PROBLEM:
Your task is to copy every record exactly.

EXTRACTED ENTRIES:
# # #
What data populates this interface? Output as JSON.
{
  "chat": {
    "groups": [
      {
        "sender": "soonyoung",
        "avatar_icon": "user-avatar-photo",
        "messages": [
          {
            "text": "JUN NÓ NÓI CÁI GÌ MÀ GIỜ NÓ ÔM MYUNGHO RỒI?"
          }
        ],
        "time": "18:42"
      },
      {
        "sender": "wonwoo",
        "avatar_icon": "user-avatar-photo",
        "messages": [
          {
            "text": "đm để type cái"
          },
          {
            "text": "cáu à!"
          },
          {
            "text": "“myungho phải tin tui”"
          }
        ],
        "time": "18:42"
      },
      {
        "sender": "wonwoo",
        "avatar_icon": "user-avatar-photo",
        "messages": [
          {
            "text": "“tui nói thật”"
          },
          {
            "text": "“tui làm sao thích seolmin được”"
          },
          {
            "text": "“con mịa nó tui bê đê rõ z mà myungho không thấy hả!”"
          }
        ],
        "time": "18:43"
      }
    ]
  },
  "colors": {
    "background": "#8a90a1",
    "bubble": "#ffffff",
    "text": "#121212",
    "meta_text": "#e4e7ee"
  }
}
# # #
SOLUTION TO THIS EXERCISE:
What data populates this interface? Output as JSON.
{
  "chat": {
    "groups": [
      {
        "sender": "soonyoung",
        "avatar_icon": "user-avatar-photo",
        "messages": [
          {
            "text": "JUN NÓ NÓI CÁI GÌ MÀ GIỜ NÓ ÔM MYUNGHO RỒI?"
          }
        ],
        "time": "18:42"
      },
      {
        "sender": "wonwoo",
        "avatar_icon": "user-avatar-photo",
        "messages": [
          {
            "text": "đm để type cái"
          },
          {
            "text": "cáu à!"
          },
          {
            "text": "“myungho phải tin tui”"
          }
        ],
        "time": "18:42"
      },
      {
        "sender": "wonwoo",
        "avatar_icon": "user-avatar-photo",
        "messages": [
          {
            "text": "“tui nói thật”"
          },
          {
            "text": "“tui làm sao thích seolmin được”"
          },
          {
            "text": "“con mịa nó tui bê đê rõ z mà myungho không thấy hả!”"
          }
        ],
        "time": "18:43"
      }
    ]
  },
  "colors": {
    "background": "#8a90a1",
    "bubble": "#ffffff",
    "text": "#121212",
    "meta_text": "#e4e7ee"
  }
}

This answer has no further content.